WRITTEN TASK: In the entries below, find every line holding the string "preferences" and collect it.

PROVIDED MATERIAL:

━━━━━━━━━━━━━━━━

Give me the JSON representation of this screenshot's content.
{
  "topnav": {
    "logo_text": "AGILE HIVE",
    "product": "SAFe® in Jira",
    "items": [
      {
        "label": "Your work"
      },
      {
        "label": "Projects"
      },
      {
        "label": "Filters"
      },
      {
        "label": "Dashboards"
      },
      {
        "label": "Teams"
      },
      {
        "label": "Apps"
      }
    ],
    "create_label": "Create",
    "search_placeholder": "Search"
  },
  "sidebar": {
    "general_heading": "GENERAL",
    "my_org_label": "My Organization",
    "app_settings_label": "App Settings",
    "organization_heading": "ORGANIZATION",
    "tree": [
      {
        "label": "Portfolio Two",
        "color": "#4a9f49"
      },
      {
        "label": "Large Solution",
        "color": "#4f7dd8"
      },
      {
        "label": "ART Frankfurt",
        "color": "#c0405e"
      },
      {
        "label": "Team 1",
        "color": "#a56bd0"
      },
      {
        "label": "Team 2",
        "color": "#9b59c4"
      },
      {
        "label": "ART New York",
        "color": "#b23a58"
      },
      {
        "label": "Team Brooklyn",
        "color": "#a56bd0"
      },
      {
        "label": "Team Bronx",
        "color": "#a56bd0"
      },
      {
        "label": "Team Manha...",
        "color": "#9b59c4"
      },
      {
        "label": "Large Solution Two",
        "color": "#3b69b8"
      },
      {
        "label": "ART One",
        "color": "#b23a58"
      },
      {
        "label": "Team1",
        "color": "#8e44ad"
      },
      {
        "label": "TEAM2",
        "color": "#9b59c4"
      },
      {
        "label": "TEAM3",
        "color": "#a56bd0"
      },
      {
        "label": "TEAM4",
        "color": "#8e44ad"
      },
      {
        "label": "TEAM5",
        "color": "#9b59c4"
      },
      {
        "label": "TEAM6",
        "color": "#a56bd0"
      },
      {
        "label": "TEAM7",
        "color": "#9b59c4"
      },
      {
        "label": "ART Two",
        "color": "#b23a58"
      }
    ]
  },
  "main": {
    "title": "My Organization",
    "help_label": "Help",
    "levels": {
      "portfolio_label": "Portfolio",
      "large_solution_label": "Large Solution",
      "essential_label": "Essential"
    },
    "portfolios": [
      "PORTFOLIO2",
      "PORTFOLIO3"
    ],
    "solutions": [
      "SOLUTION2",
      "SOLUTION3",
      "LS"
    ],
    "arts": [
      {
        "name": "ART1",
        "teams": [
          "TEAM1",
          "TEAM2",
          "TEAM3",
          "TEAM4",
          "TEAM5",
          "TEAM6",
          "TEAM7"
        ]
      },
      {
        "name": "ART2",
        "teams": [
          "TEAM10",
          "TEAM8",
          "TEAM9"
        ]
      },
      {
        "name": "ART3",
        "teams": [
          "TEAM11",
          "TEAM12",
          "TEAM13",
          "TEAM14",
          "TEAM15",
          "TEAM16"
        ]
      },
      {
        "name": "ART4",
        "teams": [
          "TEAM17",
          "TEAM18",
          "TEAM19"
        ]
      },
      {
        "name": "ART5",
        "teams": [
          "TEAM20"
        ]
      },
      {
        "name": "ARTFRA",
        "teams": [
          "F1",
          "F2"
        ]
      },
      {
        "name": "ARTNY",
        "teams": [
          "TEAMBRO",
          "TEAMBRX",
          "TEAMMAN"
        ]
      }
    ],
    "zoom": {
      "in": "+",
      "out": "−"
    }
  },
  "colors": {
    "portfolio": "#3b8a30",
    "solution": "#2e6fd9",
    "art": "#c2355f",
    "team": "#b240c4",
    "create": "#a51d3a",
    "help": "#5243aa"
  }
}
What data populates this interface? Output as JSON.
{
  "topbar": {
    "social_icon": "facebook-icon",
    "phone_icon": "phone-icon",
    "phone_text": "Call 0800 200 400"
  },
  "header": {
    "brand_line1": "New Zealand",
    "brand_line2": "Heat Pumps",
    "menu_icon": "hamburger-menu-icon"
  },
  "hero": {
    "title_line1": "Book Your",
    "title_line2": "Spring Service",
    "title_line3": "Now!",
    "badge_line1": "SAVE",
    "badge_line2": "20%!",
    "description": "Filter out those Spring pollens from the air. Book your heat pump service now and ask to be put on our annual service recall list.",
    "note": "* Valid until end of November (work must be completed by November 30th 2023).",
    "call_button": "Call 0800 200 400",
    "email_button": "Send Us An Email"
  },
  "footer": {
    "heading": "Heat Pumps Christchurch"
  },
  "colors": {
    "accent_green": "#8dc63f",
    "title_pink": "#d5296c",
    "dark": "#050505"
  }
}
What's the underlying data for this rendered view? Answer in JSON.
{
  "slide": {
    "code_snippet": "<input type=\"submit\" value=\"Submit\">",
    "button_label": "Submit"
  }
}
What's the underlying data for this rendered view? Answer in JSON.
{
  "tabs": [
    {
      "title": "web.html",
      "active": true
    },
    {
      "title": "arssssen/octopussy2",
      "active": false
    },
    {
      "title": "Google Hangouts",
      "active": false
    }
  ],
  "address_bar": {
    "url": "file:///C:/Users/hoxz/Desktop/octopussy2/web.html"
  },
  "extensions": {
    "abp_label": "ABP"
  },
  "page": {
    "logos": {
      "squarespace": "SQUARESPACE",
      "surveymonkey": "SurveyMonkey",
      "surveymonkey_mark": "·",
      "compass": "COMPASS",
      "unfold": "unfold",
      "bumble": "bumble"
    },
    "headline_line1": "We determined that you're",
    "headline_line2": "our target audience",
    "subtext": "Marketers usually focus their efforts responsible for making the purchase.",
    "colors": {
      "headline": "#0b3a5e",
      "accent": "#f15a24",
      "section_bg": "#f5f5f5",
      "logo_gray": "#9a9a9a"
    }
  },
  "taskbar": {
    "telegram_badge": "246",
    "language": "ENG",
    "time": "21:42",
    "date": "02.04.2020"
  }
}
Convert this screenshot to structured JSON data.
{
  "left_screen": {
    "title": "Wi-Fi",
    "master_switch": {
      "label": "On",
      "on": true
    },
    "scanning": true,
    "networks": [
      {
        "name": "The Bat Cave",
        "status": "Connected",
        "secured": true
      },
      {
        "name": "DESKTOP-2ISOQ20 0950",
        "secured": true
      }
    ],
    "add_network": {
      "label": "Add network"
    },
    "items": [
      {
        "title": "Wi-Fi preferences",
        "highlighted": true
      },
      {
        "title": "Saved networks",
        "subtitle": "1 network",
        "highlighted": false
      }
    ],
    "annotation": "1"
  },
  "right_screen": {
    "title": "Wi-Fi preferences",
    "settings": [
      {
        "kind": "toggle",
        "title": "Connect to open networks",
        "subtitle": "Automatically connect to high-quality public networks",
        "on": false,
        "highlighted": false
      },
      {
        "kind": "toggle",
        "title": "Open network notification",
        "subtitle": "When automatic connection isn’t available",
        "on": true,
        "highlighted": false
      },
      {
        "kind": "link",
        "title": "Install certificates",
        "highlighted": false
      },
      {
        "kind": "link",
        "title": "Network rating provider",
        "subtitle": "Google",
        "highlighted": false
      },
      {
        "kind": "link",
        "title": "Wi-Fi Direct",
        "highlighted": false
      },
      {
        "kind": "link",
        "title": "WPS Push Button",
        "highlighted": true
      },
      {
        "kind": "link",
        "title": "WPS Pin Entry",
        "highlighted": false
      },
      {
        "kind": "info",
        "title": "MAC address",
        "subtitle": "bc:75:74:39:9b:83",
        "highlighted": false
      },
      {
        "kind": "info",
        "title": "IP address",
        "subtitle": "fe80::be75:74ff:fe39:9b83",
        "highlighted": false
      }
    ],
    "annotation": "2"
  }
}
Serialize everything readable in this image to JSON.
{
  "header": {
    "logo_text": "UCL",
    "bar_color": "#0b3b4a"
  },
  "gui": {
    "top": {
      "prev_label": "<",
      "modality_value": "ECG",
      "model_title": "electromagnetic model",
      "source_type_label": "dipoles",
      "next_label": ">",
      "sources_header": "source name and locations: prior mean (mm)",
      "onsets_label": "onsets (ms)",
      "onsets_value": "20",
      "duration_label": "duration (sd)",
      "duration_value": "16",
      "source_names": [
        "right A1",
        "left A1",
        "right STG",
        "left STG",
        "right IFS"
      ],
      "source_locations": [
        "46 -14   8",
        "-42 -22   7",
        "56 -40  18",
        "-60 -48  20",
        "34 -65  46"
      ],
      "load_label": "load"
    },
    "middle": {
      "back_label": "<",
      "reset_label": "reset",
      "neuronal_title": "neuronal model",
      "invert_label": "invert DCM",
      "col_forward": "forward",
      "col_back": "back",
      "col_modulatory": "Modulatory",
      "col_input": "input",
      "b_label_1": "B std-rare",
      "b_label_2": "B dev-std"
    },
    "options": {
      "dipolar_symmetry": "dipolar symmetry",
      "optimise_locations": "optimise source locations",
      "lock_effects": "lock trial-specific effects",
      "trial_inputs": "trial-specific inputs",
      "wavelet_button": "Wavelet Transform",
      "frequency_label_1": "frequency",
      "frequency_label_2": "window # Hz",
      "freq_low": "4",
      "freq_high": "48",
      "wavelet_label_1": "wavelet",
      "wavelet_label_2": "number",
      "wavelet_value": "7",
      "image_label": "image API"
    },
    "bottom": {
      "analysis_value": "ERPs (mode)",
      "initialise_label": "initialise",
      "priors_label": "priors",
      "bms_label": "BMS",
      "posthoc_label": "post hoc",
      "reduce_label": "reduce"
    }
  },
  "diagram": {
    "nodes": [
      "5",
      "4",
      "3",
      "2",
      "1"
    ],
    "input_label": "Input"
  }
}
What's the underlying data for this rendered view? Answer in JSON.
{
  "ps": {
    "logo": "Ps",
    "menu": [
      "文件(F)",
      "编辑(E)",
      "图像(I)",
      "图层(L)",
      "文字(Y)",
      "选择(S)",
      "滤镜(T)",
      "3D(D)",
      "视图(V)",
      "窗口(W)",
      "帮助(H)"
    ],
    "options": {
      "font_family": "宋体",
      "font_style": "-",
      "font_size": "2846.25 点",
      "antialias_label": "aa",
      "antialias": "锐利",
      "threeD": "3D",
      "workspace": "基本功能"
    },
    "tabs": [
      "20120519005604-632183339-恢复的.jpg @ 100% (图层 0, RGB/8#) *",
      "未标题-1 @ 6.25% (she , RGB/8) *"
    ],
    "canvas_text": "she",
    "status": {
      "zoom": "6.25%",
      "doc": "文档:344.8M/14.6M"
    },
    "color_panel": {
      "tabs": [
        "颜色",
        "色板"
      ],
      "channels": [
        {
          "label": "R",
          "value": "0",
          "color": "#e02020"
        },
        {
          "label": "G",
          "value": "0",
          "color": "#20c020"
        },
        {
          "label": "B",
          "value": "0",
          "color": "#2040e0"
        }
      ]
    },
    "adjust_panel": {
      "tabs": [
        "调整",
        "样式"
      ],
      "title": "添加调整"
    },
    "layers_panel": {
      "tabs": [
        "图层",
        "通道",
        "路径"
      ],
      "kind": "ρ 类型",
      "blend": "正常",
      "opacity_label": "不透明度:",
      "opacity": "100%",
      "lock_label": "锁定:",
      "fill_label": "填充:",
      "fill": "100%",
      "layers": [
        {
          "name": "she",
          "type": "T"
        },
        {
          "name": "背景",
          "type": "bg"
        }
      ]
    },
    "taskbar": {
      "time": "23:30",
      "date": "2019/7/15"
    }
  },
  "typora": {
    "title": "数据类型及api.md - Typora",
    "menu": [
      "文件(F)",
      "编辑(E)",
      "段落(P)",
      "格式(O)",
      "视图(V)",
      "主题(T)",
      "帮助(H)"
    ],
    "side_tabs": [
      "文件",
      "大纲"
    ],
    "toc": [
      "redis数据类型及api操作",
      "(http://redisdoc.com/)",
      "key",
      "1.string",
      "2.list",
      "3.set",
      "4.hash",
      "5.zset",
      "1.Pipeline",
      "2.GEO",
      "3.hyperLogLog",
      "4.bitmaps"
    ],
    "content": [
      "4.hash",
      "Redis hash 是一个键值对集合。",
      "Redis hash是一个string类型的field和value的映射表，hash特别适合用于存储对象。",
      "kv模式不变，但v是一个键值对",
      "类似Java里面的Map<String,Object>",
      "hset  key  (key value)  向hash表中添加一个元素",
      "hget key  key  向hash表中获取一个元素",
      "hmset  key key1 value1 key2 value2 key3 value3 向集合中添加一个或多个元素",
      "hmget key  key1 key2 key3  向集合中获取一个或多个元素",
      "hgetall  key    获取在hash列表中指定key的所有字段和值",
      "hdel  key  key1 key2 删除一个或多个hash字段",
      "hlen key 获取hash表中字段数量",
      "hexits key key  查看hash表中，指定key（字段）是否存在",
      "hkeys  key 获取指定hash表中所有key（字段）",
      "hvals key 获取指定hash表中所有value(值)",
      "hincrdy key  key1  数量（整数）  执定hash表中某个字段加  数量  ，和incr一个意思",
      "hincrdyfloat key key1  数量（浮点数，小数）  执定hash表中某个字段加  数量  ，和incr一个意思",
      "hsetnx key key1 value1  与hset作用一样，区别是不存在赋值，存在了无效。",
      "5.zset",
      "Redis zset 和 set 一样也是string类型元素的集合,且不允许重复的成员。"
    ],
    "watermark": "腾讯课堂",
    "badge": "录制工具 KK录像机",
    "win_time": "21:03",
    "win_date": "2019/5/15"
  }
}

━━━━━━━━━━━━━━━━

EXERCISE RESULT:
        "title": "Wi-Fi preferences",
    "title": "Wi-Fi preferences",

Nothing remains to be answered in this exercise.